## Short task
Using the records that follow, copy every line containing the word "text".

## Data in this exercise
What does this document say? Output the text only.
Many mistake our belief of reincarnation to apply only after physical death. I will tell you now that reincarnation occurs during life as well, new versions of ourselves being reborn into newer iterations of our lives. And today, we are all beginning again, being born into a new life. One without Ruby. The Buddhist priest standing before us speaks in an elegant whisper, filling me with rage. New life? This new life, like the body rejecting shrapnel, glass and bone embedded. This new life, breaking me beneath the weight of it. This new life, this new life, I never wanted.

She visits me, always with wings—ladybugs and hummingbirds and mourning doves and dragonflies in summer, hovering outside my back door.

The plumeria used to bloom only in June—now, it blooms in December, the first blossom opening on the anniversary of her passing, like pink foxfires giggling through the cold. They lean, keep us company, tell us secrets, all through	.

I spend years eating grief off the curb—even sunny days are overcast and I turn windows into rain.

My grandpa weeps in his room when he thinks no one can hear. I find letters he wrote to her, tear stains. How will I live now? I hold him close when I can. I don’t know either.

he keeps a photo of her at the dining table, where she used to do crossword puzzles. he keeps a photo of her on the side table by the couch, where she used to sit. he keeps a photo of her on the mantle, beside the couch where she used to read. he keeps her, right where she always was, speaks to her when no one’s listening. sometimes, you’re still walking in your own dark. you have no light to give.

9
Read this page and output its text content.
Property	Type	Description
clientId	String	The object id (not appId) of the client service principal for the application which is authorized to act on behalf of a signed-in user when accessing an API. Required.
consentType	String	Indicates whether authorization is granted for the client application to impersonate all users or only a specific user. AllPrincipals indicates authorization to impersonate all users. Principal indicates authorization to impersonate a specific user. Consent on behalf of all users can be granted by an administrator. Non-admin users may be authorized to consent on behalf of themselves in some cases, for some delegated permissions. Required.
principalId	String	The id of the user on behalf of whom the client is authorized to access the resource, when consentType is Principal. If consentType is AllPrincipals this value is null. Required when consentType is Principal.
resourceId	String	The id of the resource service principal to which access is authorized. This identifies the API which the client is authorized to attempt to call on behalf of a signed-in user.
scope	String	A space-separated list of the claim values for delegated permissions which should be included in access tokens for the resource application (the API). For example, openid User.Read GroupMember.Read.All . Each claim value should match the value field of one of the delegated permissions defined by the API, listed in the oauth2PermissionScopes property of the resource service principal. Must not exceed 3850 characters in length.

## Response to the exercise
What does this document say? Output the text only.
Read this page and output its text content.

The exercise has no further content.